[Written problem]: Reproduce the records word for word, from the first line down through the line that contains "pin-icon[interactable]: ⚲ (1878, 527, 1888, 543)".

----- Stored records

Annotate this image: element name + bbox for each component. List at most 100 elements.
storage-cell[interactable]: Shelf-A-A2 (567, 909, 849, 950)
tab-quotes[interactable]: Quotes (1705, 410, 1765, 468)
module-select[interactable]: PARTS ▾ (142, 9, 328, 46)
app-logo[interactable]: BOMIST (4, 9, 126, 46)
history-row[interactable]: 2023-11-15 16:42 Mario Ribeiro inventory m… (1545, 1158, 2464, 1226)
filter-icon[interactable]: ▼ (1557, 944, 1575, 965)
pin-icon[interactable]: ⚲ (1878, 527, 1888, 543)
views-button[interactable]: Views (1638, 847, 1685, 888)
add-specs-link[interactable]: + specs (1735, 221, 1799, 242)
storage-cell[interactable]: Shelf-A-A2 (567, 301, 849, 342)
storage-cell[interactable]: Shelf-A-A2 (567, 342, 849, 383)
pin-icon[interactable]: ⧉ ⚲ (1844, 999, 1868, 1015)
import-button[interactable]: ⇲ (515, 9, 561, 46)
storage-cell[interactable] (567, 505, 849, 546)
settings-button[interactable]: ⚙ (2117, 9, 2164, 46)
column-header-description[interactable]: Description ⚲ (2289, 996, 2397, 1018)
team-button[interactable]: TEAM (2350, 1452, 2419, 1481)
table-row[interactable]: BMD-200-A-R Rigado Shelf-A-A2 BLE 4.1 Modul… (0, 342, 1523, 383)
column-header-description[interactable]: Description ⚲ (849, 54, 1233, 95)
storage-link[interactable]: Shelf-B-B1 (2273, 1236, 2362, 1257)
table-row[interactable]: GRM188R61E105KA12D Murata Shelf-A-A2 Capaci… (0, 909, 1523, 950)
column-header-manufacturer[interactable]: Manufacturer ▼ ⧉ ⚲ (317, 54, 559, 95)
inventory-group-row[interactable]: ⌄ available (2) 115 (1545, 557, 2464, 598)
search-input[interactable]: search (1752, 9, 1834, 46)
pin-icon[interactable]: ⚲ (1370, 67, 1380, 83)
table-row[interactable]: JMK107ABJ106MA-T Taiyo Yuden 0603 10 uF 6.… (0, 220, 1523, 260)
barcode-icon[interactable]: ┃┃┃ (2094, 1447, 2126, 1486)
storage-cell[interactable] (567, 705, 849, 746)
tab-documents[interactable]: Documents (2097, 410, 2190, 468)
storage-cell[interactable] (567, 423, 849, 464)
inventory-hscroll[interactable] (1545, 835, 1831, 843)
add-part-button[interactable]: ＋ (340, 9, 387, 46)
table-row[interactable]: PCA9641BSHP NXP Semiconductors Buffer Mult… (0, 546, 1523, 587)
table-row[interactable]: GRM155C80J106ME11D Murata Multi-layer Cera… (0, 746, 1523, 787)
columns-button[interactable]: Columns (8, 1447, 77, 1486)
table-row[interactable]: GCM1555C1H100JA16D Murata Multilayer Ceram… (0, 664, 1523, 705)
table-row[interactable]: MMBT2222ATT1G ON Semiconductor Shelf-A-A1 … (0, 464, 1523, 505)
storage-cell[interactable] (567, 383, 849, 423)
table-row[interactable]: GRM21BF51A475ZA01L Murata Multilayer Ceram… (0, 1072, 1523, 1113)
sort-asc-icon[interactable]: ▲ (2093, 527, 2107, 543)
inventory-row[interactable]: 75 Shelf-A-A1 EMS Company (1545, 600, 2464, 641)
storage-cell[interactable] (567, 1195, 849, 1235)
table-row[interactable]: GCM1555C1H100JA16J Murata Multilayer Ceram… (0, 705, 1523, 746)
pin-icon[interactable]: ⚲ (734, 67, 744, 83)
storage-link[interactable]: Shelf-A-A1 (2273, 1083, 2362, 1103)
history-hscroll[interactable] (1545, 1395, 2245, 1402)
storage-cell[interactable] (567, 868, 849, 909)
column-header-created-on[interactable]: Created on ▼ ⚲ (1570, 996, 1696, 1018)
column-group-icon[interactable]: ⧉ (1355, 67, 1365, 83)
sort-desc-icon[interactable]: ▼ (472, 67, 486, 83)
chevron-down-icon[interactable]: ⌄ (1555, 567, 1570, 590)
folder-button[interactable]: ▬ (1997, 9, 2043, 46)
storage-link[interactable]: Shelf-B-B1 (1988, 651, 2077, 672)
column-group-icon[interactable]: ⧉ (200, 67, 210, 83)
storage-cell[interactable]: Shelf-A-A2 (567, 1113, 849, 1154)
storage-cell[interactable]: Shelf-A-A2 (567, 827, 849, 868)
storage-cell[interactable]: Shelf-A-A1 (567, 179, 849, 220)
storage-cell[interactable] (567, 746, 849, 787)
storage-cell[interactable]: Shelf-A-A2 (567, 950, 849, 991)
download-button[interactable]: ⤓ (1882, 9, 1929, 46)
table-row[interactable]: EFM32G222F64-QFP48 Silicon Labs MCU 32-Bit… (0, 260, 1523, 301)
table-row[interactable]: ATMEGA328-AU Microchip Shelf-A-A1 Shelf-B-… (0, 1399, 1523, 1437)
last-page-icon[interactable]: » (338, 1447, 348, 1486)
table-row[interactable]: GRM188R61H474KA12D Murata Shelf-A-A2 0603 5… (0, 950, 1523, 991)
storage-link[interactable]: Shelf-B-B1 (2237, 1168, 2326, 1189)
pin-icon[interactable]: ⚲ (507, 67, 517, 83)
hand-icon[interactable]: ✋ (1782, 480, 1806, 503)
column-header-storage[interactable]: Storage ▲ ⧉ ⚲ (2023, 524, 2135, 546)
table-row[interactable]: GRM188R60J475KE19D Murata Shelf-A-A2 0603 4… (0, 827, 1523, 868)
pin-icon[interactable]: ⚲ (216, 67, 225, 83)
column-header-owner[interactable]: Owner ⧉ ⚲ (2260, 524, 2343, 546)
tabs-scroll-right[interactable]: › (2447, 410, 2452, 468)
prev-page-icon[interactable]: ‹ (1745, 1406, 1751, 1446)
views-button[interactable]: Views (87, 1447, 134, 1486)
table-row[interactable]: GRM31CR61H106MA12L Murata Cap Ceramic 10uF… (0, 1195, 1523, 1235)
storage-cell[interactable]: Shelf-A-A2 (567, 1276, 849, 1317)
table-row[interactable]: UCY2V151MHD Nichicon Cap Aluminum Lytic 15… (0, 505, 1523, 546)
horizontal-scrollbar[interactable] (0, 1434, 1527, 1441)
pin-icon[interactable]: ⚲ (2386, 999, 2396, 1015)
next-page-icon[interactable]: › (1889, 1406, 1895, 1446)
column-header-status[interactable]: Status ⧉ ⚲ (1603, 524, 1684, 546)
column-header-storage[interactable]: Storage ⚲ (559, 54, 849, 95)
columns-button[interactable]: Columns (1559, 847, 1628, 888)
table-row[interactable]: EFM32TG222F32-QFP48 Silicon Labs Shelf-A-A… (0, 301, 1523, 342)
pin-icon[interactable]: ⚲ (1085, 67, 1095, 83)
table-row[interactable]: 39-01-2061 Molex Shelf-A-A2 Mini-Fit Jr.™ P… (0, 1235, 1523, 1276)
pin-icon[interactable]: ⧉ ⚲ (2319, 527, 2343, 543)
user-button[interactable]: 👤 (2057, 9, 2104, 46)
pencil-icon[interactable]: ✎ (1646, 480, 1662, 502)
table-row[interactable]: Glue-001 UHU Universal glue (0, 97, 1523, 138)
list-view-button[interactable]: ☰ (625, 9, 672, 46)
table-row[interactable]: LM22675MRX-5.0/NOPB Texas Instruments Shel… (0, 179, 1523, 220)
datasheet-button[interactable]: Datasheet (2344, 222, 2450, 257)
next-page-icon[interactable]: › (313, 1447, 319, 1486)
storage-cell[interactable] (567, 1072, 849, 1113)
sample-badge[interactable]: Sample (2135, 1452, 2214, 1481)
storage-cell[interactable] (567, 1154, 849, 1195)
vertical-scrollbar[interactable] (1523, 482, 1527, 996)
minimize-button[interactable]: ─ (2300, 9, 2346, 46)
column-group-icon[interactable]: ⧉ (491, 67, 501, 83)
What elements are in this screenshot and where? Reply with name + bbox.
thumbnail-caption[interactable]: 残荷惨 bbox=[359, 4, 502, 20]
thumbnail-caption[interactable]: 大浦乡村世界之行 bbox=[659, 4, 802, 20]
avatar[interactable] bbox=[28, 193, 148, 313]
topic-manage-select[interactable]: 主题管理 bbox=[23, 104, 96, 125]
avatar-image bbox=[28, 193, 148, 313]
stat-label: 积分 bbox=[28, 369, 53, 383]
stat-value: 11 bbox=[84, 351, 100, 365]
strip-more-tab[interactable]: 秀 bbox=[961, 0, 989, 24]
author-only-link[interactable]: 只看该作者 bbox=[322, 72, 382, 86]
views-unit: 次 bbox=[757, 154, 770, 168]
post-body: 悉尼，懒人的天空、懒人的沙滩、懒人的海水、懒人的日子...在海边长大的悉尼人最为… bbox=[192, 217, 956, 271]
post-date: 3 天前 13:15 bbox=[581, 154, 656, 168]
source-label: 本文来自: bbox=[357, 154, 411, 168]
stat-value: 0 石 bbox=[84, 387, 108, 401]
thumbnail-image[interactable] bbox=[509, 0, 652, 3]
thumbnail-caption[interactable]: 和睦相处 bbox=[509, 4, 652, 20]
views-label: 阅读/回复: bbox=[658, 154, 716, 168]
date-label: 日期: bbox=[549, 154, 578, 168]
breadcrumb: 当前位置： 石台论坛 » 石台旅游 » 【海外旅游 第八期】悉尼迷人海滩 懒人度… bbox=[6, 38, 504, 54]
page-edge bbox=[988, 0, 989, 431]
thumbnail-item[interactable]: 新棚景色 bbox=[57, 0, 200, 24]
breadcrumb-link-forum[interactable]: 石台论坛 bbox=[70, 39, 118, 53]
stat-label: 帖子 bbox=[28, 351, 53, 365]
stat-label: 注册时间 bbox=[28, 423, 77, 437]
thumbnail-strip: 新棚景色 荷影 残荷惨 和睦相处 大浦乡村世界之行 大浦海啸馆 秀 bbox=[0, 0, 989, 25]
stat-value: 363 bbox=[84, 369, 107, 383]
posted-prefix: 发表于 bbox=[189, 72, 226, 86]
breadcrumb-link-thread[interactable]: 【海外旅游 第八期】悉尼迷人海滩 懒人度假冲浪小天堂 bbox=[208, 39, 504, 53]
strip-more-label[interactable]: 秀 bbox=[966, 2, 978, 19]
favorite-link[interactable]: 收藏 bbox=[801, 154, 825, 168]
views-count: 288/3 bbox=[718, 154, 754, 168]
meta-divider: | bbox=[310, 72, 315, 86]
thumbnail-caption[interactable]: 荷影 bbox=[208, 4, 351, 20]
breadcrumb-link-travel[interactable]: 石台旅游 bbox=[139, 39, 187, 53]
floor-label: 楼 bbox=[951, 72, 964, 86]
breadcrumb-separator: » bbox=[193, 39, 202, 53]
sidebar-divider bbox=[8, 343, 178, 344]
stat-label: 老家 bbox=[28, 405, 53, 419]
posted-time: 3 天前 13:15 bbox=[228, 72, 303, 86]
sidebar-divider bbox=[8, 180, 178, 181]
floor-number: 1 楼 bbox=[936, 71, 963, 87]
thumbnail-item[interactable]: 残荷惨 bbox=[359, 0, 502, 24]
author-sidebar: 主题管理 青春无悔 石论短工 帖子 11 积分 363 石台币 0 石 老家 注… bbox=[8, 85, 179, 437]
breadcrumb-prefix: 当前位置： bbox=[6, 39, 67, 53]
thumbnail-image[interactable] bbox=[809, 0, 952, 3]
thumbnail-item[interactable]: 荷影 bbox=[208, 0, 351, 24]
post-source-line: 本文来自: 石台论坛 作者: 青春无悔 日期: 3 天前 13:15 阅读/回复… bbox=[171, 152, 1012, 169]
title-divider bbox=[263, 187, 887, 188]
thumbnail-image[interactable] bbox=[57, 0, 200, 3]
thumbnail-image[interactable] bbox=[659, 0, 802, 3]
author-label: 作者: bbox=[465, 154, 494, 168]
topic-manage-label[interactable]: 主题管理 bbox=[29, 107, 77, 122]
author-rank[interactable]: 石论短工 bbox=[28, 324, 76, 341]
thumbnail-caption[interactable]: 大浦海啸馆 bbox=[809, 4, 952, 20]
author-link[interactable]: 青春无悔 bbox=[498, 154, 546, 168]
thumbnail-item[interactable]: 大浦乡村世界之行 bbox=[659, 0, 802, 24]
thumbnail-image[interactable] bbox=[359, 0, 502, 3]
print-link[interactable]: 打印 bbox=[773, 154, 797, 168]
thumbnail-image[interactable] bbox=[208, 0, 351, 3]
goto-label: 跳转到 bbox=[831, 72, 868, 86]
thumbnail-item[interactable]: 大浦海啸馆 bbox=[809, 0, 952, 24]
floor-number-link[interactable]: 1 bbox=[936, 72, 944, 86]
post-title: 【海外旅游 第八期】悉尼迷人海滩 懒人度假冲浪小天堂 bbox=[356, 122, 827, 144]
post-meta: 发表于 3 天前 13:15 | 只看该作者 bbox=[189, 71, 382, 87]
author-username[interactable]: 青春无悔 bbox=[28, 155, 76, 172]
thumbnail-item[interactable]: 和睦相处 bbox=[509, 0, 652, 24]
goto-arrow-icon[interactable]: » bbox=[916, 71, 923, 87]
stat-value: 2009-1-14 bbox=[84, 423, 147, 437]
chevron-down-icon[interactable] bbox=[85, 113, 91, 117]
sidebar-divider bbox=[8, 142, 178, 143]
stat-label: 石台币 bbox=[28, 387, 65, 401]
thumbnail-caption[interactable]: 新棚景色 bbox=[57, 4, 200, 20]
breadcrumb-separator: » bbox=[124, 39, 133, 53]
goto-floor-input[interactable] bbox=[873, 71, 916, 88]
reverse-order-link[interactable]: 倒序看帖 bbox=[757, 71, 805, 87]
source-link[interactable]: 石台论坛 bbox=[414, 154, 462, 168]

----------

[Answer in full]:
Annotate this image: element name + bbox for each component. List at most 100 elements.
storage-cell[interactable]: Shelf-A-A2 (567, 909, 849, 950)
tab-quotes[interactable]: Quotes (1705, 410, 1765, 468)
module-select[interactable]: PARTS ▾ (142, 9, 328, 46)
app-logo[interactable]: BOMIST (4, 9, 126, 46)
history-row[interactable]: 2023-11-15 16:42 Mario Ribeiro inventory m… (1545, 1158, 2464, 1226)
filter-icon[interactable]: ▼ (1557, 944, 1575, 965)
pin-icon[interactable]: ⚲ (1878, 527, 1888, 543)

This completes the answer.